__What to do__. Entries follow. Set all of them down as they stand.

__Excerpted records__.
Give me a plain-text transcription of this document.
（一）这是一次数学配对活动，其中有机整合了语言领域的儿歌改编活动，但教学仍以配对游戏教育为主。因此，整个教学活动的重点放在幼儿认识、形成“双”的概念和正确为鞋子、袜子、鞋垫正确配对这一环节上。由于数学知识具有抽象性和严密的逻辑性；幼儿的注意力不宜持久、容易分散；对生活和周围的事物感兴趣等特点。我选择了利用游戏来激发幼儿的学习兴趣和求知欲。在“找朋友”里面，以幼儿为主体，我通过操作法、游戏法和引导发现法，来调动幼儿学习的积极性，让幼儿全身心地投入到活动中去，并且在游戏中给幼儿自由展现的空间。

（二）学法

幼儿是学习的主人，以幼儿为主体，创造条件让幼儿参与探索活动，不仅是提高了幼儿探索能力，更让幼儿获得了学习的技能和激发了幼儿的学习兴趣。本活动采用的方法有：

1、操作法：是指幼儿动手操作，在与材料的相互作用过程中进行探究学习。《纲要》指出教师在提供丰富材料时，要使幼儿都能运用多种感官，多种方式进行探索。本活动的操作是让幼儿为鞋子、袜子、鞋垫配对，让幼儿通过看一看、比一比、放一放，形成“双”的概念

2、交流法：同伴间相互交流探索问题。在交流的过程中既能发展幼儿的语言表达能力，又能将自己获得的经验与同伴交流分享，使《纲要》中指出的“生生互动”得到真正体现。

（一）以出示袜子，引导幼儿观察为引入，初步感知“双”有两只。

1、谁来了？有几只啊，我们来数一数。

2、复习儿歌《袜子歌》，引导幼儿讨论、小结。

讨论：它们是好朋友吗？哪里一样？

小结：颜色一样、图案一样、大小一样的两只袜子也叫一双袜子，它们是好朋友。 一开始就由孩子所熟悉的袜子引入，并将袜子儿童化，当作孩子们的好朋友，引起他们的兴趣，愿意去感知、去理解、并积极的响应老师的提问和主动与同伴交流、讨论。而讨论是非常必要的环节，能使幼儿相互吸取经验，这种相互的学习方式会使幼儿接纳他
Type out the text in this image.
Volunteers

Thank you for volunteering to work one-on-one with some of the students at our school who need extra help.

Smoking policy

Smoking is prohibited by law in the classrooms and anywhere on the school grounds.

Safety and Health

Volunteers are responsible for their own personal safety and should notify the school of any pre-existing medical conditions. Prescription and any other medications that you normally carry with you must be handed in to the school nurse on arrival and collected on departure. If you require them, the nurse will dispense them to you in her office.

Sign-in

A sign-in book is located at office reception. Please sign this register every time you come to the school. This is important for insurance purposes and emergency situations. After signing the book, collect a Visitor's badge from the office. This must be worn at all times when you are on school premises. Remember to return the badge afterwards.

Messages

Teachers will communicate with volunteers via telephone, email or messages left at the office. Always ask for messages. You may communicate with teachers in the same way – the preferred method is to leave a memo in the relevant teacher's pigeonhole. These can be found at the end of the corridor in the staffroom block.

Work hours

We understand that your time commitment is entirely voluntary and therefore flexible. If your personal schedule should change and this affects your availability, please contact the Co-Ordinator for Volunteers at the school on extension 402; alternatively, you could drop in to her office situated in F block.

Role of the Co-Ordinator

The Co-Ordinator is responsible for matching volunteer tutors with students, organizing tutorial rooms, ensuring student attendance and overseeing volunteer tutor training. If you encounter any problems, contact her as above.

__Completed exercise__.
Give me a plain-text transcription of this document.
（一）这是一次数学配对活动，其中有机整合了语言领域的儿歌改编活动，但教学仍以配对游戏教育为主。因此，整个教学活动的重点放在幼儿认识、形成“双”的概念和正确为鞋子、袜子、鞋垫正确配对这一环节上。由于数学知识具有抽象性和严密的逻辑性；幼儿的注意力不宜持久、容易分散；对生活和周围的事物感兴趣等特点。我选择了利用游戏来激发幼儿的学习兴趣和求知欲。在“找朋友”里面，以幼儿为主体，我通过操作法、游戏法和引导发现法，来调动幼儿学习的积极性，让幼儿全身心地投入到活动中去，并且在游戏中给幼儿自由展现的空间。

（二）学法

幼儿是学习的主人，以幼儿为主体，创造条件让幼儿参与探索活动，不仅是提高了幼儿探索能力，更让幼儿获得了学习的技能和激发了幼儿的学习兴趣。本活动采用的方法有：

1、操作法：是指幼儿动手操作，在与材料的相互作用过程中进行探究学习。《纲要》指出教师在提供丰富材料时，要使幼儿都能运用多种感官，多种方式进行探索。本活动的操作是让幼儿为鞋子、袜子、鞋垫配对，让幼儿通过看一看、比一比、放一放，形成“双”的概念

2、交流法：同伴间相互交流探索问题。在交流的过程中既能发展幼儿的语言表达能力，又能将自己获得的经验与同伴交流分享，使《纲要》中指出的“生生互动”得到真正体现。

（一）以出示袜子，引导幼儿观察为引入，初步感知“双”有两只。

1、谁来了？有几只啊，我们来数一数。

2、复习儿歌《袜子歌》，引导幼儿讨论、小结。

讨论：它们是好朋友吗？哪里一样？

小结：颜色一样、图案一样、大小一样的两只袜子也叫一双袜子，它们是好朋友。 一开始就由孩子所熟悉的袜子引入，并将袜子儿童化，当作孩子们的好朋友，引起他们的兴趣，愿意去感知、去理解、并积极的响应老师的提问和主动与同伴交流、讨论。而讨论是非常必要的环节，能使幼儿相互吸取经验，这种相互的学习方式会使幼儿接纳他
Type out the text in this image.
Volunteers

Thank you for volunteering to work one-on-one with some of the students at our school who need extra help.

Smoking policy

Smoking is prohibited by law in the classrooms and anywhere on the school grounds.

Safety and Health

Volunteers are responsible for their own personal safety and should notify the school of any pre-existing medical conditions. Prescription and any other medications that you normally carry with you must be handed in to the school nurse on arrival and collected on departure. If you require them, the nurse will dispense them to you in her office.

Sign-in

A sign-in book is located at office reception. Please sign this register every time you come to the school. This is important for insurance purposes and emergency situations. After signing the book, collect a Visitor's badge from the office. This must be worn at all times when you are on school premises. Remember to return the badge afterwards.

Messages

Teachers will communicate with volunteers via telephone, email or messages left at the office. Always ask for messages. You may communicate with teachers in the same way – the preferred method is to leave a memo in the relevant teacher's pigeonhole. These can be found at the end of the corridor in the staffroom block.

Work hours

We understand that your time commitment is entirely voluntary and therefore flexible. If your personal schedule should change and this affects your availability, please contact the Co-Ordinator for Volunteers at the school on extension 402; alternatively, you could drop in to her office situated in F block.

Role of the Co-Ordinator

The Co-Ordinator is responsible for matching volunteer tutors with students, organizing tutorial rooms, ensuring student attendance and overseeing volunteer tutor training. If you encounter any problems, contact her as above.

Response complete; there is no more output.